YOUR INSTRUCTIONS » Please repeat all of the lines that follow, exactly as written.
::: THE DATA
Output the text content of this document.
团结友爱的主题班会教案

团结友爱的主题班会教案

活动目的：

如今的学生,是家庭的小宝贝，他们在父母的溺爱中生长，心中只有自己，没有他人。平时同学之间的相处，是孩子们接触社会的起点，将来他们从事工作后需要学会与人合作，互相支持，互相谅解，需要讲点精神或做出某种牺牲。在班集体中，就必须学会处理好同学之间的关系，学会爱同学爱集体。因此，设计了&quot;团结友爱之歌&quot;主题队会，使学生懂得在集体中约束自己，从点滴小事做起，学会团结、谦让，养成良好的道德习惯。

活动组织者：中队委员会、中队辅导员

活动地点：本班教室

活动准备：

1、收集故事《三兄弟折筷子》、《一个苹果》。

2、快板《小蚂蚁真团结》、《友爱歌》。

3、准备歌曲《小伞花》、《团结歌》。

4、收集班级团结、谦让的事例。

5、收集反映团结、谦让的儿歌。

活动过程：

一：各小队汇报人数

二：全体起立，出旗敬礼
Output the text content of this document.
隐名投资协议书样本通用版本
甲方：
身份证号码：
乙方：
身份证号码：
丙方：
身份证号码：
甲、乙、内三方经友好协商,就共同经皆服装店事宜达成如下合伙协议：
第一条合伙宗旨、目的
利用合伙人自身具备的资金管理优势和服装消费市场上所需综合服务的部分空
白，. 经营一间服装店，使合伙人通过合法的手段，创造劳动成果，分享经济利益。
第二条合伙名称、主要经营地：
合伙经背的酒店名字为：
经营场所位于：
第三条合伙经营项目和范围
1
::::::
REPLY TO THE EXERCISE »
Output the text content of this document.
团结友爱的主题班会教案

团结友爱的主题班会教案

活动目的：

如今的学生,是家庭的小宝贝，他们在父母的溺爱中生长，心中只有自己，没有他人。平时同学之间的相处，是孩子们接触社会的起点，将来他们从事工作后需要学会与人合作，互相支持，互相谅解，需要讲点精神或做出某种牺牲。在班集体中，就必须学会处理好同学之间的关系，学会爱同学爱集体。因此，设计了&quot;团结友爱之歌&quot;主题队会，使学生懂得在集体中约束自己，从点滴小事做起，学会团结、谦让，养成良好的道德习惯。

活动组织者：中队委员会、中队辅导员

活动地点：本班教室

活动准备：

1、收集故事《三兄弟折筷子》、《一个苹果》。

2、快板《小蚂蚁真团结》、《友爱歌》。

3、准备歌曲《小伞花》、《团结歌》。

4、收集班级团结、谦让的事例。

5、收集反映团结、谦让的儿歌。

活动过程：

一：各小队汇报人数

二：全体起立，出旗敬礼
Output the text content of this document.
隐名投资协议书样本通用版本
甲方：
身份证号码：
乙方：
身份证号码：
丙方：
身份证号码：
甲、乙、内三方经友好协商,就共同经皆服装店事宜达成如下合伙协议：
第一条合伙宗旨、目的
利用合伙人自身具备的资金管理优势和服装消费市场上所需综合服务的部分空
白，. 经营一间服装店，使合伙人通过合法的手段，创造劳动成果，分享经济利益。
第二条合伙名称、主要经营地：
合伙经背的酒店名字为：
经营场所位于：
第三条合伙经营项目和范围
1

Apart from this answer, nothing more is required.